_Exercise directions_. Reproduce the data below word for word, starting at its first line and ending at the line that contains "search-select[interactable]: Cualquier campo: la". Include both of those lines and nothing beyond them.
══════════════════════════════
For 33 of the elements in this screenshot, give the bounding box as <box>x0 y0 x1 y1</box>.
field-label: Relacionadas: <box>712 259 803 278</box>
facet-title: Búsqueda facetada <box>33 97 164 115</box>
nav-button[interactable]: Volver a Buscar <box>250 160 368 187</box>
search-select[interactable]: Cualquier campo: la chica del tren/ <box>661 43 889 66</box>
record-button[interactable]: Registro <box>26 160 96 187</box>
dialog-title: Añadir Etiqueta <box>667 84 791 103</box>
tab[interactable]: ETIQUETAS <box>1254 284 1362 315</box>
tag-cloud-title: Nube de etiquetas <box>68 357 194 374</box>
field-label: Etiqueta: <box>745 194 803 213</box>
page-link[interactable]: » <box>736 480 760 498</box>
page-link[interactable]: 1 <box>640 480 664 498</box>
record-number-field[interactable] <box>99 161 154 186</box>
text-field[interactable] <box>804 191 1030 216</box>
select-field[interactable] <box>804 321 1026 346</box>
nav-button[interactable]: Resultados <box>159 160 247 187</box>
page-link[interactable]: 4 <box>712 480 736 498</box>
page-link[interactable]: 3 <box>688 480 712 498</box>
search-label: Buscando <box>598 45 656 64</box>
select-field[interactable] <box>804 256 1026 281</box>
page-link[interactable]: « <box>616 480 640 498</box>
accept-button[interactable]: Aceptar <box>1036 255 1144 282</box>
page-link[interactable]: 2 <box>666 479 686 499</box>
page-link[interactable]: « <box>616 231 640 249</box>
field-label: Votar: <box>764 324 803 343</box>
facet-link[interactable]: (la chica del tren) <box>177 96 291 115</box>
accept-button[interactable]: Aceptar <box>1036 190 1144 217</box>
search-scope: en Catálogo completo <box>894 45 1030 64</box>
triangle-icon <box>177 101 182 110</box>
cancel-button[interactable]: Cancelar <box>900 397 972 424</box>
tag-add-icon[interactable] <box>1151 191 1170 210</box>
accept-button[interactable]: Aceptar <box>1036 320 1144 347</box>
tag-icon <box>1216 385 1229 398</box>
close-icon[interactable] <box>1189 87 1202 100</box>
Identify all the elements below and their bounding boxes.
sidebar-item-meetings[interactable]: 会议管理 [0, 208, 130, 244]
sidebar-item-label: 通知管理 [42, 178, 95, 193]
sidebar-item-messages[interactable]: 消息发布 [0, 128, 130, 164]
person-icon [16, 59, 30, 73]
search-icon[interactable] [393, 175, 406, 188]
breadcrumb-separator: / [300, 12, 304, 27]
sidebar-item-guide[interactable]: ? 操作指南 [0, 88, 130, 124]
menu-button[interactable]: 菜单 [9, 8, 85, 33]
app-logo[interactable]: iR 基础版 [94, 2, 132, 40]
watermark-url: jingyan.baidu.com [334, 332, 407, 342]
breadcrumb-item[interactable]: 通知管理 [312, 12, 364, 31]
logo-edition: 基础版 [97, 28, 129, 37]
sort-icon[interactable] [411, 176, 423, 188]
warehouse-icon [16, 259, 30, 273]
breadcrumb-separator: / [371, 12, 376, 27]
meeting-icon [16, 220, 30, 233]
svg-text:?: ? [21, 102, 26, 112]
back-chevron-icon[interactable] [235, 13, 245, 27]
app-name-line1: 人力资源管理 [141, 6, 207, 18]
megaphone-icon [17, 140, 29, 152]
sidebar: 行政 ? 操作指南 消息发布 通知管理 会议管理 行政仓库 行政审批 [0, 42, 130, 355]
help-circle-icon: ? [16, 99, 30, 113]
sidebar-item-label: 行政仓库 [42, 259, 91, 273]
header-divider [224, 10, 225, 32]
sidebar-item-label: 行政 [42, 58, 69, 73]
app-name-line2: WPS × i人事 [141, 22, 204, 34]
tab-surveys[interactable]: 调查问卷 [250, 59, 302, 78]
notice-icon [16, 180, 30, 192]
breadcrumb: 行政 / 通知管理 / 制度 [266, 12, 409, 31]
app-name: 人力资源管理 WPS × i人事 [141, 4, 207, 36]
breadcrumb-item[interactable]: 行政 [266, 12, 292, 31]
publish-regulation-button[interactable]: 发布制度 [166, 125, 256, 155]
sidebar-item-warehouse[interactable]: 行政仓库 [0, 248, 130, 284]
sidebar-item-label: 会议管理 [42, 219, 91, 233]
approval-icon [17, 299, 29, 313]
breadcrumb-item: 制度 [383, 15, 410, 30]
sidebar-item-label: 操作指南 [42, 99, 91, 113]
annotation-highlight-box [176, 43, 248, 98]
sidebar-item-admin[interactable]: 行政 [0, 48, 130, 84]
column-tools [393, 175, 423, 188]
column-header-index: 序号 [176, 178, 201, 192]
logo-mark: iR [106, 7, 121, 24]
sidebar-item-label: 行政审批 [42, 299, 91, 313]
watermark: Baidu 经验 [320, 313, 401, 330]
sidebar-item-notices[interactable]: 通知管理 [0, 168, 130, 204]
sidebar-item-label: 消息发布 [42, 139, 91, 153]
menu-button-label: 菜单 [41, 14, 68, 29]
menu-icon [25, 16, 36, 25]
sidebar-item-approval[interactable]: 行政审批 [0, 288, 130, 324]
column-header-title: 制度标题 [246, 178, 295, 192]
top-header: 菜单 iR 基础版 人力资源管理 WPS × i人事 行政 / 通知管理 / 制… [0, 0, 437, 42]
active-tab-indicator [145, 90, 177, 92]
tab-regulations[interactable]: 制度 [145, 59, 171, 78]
══════════════════════════════
_Final result_.
For 33 of the elements in this screenshot, give the bounding box as <box>x0 y0 x1 y1</box>.
field-label: Relacionadas: <box>712 259 803 278</box>
facet-title: Búsqueda facetada <box>33 97 164 115</box>
nav-button[interactable]: Volver a Buscar <box>250 160 368 187</box>
search-select[interactable]: Cualquier campo: la chica del tren/ <box>661 43 889 66</box>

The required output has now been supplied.